_What the task requires_
Go through the listing below and gather every line with the word "тарифам".

------------------------------------------------

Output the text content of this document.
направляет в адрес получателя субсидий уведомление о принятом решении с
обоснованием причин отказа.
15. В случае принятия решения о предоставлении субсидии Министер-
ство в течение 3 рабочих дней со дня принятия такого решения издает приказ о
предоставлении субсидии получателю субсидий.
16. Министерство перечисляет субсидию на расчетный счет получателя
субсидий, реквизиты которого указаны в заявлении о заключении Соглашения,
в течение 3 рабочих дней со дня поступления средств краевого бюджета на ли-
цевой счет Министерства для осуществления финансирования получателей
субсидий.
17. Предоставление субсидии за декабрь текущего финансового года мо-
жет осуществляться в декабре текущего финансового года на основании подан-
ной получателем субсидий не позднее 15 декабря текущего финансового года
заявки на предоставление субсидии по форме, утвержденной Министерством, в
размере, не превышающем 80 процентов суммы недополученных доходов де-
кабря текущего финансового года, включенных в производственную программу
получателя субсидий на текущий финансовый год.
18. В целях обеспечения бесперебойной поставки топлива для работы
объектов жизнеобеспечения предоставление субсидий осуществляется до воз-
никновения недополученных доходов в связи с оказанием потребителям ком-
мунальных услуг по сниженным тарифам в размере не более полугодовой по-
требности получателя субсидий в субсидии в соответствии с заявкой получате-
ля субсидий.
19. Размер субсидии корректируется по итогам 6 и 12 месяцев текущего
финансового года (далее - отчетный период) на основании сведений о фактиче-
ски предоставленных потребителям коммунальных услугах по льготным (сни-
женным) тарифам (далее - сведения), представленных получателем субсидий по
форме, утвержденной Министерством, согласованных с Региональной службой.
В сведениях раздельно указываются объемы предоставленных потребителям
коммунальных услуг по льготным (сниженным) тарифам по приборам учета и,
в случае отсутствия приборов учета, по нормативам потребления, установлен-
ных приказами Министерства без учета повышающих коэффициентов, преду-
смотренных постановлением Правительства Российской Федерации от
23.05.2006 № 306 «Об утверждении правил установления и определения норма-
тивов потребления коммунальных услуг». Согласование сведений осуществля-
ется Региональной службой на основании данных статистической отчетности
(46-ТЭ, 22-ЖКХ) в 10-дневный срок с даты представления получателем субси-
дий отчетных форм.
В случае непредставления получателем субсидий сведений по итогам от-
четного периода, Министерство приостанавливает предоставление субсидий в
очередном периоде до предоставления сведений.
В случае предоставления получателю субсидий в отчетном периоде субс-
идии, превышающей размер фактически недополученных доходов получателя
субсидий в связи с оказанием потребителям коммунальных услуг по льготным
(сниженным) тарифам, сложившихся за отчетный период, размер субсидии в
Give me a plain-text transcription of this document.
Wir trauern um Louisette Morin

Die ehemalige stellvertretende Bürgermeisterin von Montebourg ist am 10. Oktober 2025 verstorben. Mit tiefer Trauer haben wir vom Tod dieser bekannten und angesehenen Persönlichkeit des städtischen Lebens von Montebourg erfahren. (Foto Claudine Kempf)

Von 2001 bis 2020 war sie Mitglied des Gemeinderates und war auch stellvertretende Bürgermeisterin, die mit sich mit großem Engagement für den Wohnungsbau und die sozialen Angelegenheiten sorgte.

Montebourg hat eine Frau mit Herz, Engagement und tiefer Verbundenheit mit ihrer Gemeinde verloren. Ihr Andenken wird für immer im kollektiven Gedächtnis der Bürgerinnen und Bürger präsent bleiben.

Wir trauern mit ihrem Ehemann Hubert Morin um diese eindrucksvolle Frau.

------------------------------------------------

_Answer for the task_
мунальных услуг по сниженным тарифам в размере не более полугодовой по-
женным) тарифам (далее - сведения), представленных получателем субсидий по
коммунальных услуг по льготным (сниженным) тарифам по приборам учета и,
(сниженным) тарифам, сложившихся за отчетный период, размер субсидии в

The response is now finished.